• _Exercise_
Every line of the material is to be quoted verbatim, minus the pictures.
##### Data for this task
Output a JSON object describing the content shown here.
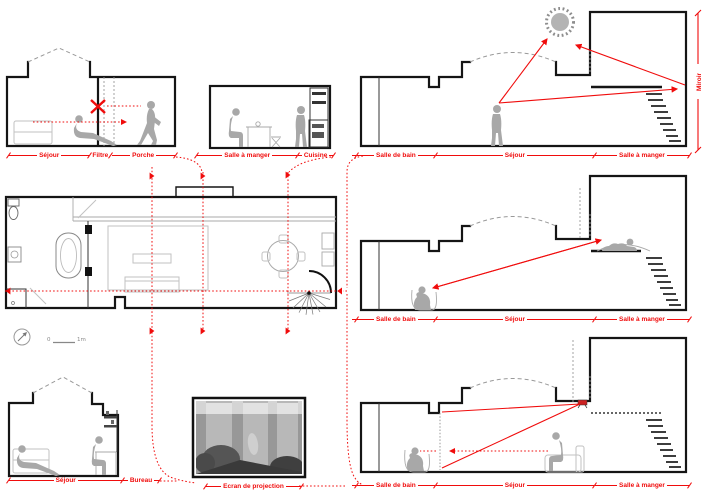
{
  "colors": {
    "annotation_red": "#f00c0c",
    "silhouette_gray": "#a8a8a8",
    "wall_black": "#151515",
    "furniture_gray": "#c2c2c2",
    "sun_gray": "#b3b3b3"
  },
  "labels": {
    "top_left": {
      "sejour": "Séjour",
      "filtre": "Filtre",
      "porche": "Porche"
    },
    "top_middle": {
      "salle_a_manger": "Salle à manger",
      "cuisine": "Cuisine"
    },
    "right_top": {
      "salle_de_bain": "Salle de bain",
      "sejour": "Séjour",
      "salle_a_manger": "Salle à manger",
      "miroir": "Miroir"
    },
    "right_middle": {
      "salle_de_bain": "Salle de bain",
      "sejour": "Séjour",
      "salle_a_manger": "Salle à manger"
    },
    "right_bottom": {
      "salle_de_bain": "Salle de bain",
      "sejour": "Séjour",
      "salle_a_manger": "Salle à manger"
    },
    "bottom_left": {
      "sejour": "Séjour",
      "bureau": "Bureau"
    },
    "projection": {
      "ecran": "Ecran de projection"
    }
  },
  "scale": {
    "zero": "0",
    "one_meter": "1m"
  }
}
##########
• _Reply_
Output a JSON object describing the content shown here.
{
  "colors": {
    "annotation_red": "#f00c0c",
    "silhouette_gray": "#a8a8a8",
    "wall_black": "#151515",
    "furniture_gray": "#c2c2c2",
    "sun_gray": "#b3b3b3"
  },
  "labels": {
    "top_left": {
      "sejour": "Séjour",
      "filtre": "Filtre",
      "porche": "Porche"
    },
    "top_middle": {
      "salle_a_manger": "Salle à manger",
      "cuisine": "Cuisine"
    },
    "right_top": {
      "salle_de_bain": "Salle de bain",
      "sejour": "Séjour",
      "salle_a_manger": "Salle à manger",
      "miroir": "Miroir"
    },
    "right_middle": {
      "salle_de_bain": "Salle de bain",
      "sejour": "Séjour",
      "salle_a_manger": "Salle à manger"
    },
    "right_bottom": {
      "salle_de_bain": "Salle de bain",
      "sejour": "Séjour",
      "salle_a_manger": "Salle à manger"
    },
    "bottom_left": {
      "sejour": "Séjour",
      "bureau": "Bureau"
    },
    "projection": {
      "ecran": "Ecran de projection"
    }
  },
  "scale": {
    "zero": "0",
    "one_meter": "1m"
  }
}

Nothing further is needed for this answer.